_Dataset items_.
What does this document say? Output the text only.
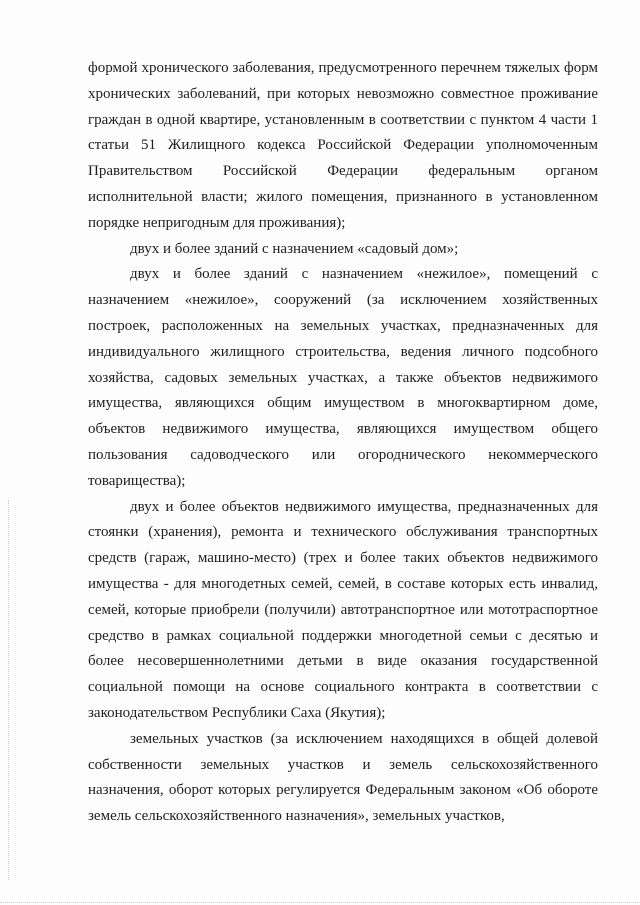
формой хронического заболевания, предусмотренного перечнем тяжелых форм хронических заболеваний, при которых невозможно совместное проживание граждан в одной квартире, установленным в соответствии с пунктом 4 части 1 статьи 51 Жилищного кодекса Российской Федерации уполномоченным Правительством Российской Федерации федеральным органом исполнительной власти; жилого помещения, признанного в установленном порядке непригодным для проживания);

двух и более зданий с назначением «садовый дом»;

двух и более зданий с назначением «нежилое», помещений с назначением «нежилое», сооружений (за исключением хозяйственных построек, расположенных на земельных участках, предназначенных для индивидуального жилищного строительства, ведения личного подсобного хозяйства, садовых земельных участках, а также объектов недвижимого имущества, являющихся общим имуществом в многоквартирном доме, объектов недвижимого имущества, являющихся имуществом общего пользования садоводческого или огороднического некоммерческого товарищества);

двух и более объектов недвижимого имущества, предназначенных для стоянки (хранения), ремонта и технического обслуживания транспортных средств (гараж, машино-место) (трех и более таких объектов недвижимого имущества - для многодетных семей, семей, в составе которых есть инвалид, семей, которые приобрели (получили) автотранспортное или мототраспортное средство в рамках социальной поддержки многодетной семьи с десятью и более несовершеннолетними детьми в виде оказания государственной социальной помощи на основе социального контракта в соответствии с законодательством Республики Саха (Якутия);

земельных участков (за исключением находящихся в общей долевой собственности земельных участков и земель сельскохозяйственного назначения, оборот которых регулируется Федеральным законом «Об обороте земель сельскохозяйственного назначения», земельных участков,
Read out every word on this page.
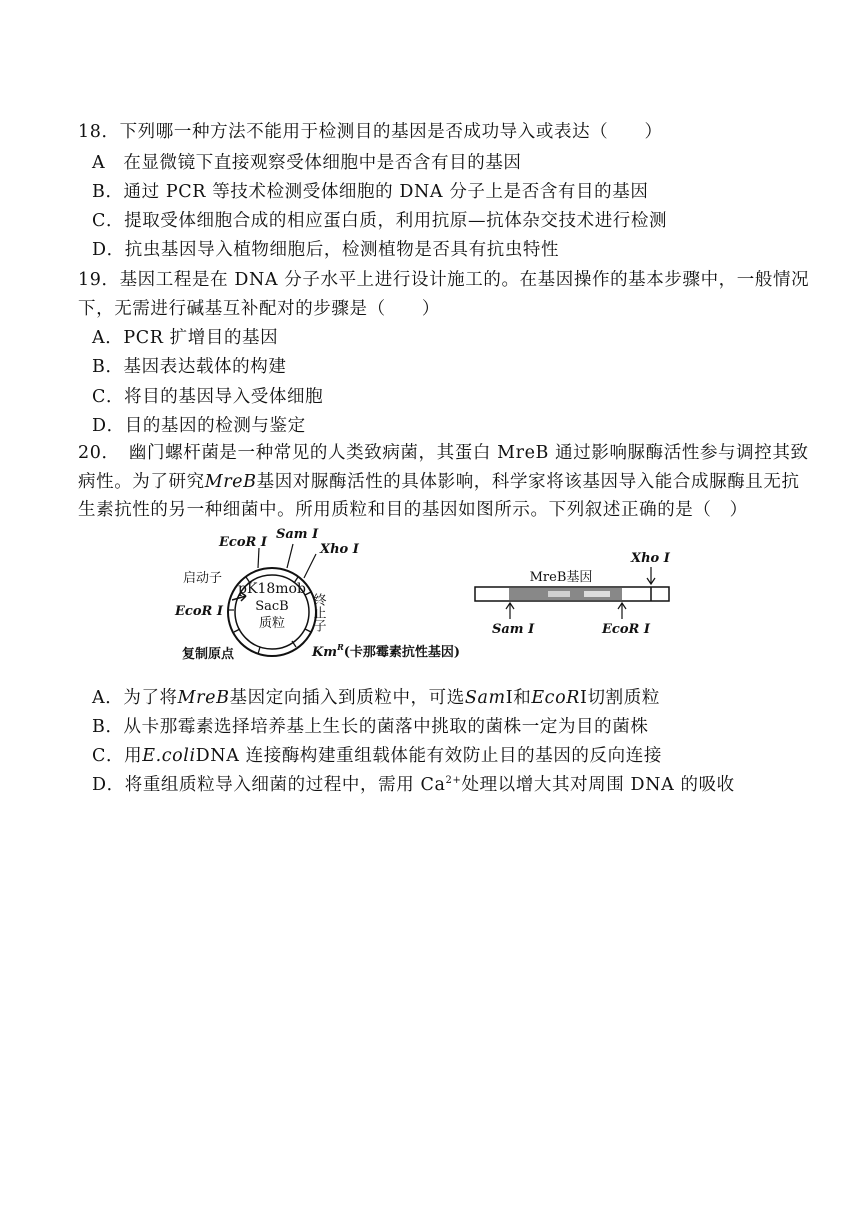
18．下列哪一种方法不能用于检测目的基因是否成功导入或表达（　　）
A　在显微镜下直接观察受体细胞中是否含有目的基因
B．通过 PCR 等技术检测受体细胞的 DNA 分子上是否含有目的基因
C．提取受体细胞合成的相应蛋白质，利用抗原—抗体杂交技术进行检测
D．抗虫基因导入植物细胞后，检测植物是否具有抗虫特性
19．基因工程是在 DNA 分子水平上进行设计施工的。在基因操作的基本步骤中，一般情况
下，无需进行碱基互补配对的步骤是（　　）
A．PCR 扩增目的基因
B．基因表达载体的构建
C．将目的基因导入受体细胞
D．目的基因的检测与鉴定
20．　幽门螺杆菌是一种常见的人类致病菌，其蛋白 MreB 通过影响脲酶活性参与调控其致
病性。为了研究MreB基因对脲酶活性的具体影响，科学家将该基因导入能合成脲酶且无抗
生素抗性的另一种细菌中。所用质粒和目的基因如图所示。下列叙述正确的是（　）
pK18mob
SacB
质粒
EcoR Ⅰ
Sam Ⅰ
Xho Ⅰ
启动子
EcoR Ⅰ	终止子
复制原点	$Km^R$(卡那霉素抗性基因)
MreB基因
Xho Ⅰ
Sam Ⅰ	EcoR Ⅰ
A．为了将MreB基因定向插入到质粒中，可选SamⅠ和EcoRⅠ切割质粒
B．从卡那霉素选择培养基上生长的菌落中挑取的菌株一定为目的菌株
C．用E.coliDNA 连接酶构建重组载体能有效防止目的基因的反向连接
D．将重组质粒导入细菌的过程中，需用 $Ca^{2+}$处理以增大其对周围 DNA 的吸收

_Problem description_.
Beginning at the line that contains "Read out every word on this page.", copy each remaining line of the records exactly, through the final one. Omit the pictures.

_Solution_.
Read out every word on this page.
18．下列哪一种方法不能用于检测目的基因是否成功导入或表达（　　）
A　在显微镜下直接观察受体细胞中是否含有目的基因
B．通过 PCR 等技术检测受体细胞的 DNA 分子上是否含有目的基因
C．提取受体细胞合成的相应蛋白质，利用抗原—抗体杂交技术进行检测
D．抗虫基因导入植物细胞后，检测植物是否具有抗虫特性
19．基因工程是在 DNA 分子水平上进行设计施工的。在基因操作的基本步骤中，一般情况
下，无需进行碱基互补配对的步骤是（　　）
A．PCR 扩增目的基因
B．基因表达载体的构建
C．将目的基因导入受体细胞
D．目的基因的检测与鉴定
20．　幽门螺杆菌是一种常见的人类致病菌，其蛋白 MreB 通过影响脲酶活性参与调控其致
病性。为了研究MreB基因对脲酶活性的具体影响，科学家将该基因导入能合成脲酶且无抗
生素抗性的另一种细菌中。所用质粒和目的基因如图所示。下列叙述正确的是（　）
pK18mob
SacB
质粒
EcoR Ⅰ
Sam Ⅰ
Xho Ⅰ
启动子
EcoR Ⅰ	终止子
复制原点	$Km^R$(卡那霉素抗性基因)
MreB基因
Xho Ⅰ
Sam Ⅰ	EcoR Ⅰ
A．为了将MreB基因定向插入到质粒中，可选SamⅠ和EcoRⅠ切割质粒
B．从卡那霉素选择培养基上生长的菌落中挑取的菌株一定为目的菌株
C．用E.coliDNA 连接酶构建重组载体能有效防止目的基因的反向连接
D．将重组质粒导入细菌的过程中，需用 $Ca^{2+}$处理以增大其对周围 DNA 的吸收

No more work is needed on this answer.